Exercise data:
• • • •

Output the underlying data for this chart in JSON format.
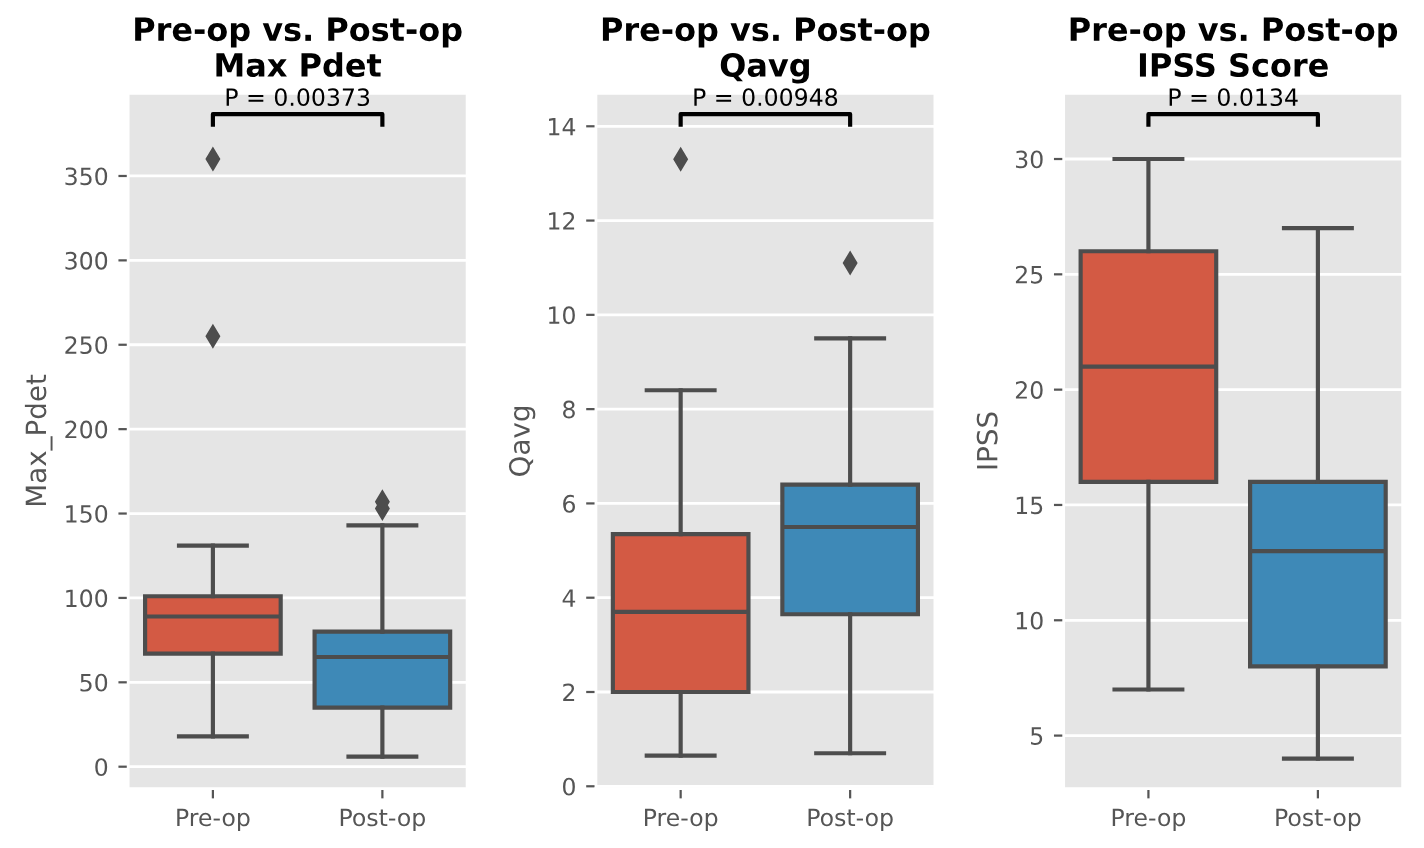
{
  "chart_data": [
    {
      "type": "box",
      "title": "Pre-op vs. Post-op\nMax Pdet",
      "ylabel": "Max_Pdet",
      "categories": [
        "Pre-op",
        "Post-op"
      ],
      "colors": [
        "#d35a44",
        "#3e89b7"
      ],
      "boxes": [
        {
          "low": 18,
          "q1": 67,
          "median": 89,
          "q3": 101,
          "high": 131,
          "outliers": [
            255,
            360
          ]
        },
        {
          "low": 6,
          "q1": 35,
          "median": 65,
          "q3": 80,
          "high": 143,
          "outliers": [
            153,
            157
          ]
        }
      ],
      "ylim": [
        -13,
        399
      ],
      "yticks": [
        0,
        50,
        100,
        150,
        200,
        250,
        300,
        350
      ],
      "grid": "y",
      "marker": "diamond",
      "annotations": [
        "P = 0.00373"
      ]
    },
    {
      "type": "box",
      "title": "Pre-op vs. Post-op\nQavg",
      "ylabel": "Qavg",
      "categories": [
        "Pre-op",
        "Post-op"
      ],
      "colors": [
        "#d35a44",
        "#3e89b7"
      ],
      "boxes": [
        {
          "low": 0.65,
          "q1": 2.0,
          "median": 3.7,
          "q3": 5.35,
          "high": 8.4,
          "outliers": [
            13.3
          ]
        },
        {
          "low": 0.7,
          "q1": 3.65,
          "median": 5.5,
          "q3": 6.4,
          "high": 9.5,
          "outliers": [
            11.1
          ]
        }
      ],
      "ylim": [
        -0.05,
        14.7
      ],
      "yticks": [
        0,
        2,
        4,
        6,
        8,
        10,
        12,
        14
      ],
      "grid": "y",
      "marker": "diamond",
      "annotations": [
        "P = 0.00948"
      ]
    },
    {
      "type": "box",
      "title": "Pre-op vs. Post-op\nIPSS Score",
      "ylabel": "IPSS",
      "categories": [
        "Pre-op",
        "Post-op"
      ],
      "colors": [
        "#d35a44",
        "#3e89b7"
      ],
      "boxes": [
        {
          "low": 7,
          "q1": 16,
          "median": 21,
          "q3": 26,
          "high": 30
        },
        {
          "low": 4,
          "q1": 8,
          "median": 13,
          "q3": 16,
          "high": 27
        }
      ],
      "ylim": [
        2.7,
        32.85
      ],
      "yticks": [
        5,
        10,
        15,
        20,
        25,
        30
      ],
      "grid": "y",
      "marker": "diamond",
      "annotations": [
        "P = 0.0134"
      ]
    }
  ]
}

• • • •

What the task asks: Write out again every line above exactly as given; the pictures do not belong in the copy.

Answer in full:
Output the underlying data for this chart in JSON format.
{
  "chart_data": [
    {
      "type": "box",
      "title": "Pre-op vs. Post-op\nMax Pdet",
      "ylabel": "Max_Pdet",
      "categories": [
        "Pre-op",
        "Post-op"
      ],
      "colors": [
        "#d35a44",
        "#3e89b7"
      ],
      "boxes": [
        {
          "low": 18,
          "q1": 67,
          "median": 89,
          "q3": 101,
          "high": 131,
          "outliers": [
            255,
            360
          ]
        },
        {
          "low": 6,
          "q1": 35,
          "median": 65,
          "q3": 80,
          "high": 143,
          "outliers": [
            153,
            157
          ]
        }
      ],
      "ylim": [
        -13,
        399
      ],
      "yticks": [
        0,
        50,
        100,
        150,
        200,
        250,
        300,
        350
      ],
      "grid": "y",
      "marker": "diamond",
      "annotations": [
        "P = 0.00373"
      ]
    },
    {
      "type": "box",
      "title": "Pre-op vs. Post-op\nQavg",
      "ylabel": "Qavg",
      "categories": [
        "Pre-op",
        "Post-op"
      ],
      "colors": [
        "#d35a44",
        "#3e89b7"
      ],
      "boxes": [
        {
          "low": 0.65,
          "q1": 2.0,
          "median": 3.7,
          "q3": 5.35,
          "high": 8.4,
          "outliers": [
            13.3
          ]
        },
        {
          "low": 0.7,
          "q1": 3.65,
          "median": 5.5,
          "q3": 6.4,
          "high": 9.5,
          "outliers": [
            11.1
          ]
        }
      ],
      "ylim": [
        -0.05,
        14.7
      ],
      "yticks": [
        0,
        2,
        4,
        6,
        8,
        10,
        12,
        14
      ],
      "grid": "y",
      "marker": "diamond",
      "annotations": [
        "P = 0.00948"
      ]
    },
    {
      "type": "box",
      "title": "Pre-op vs. Post-op\nIPSS Score",
      "ylabel": "IPSS",
      "categories": [
        "Pre-op",
        "Post-op"
      ],
      "colors": [
        "#d35a44",
        "#3e89b7"
      ],
      "boxes": [
        {
          "low": 7,
          "q1": 16,
          "median": 21,
          "q3": 26,
          "high": 30
        },
        {
          "low": 4,
          "q1": 8,
          "median": 13,
          "q3": 16,
          "high": 27
        }
      ],
      "ylim": [
        2.7,
        32.85
      ],
      "yticks": [
        5,
        10,
        15,
        20,
        25,
        30
      ],
      "grid": "y",
      "marker": "diamond",
      "annotations": [
        "P = 0.0134"
      ]
    }
  ]
}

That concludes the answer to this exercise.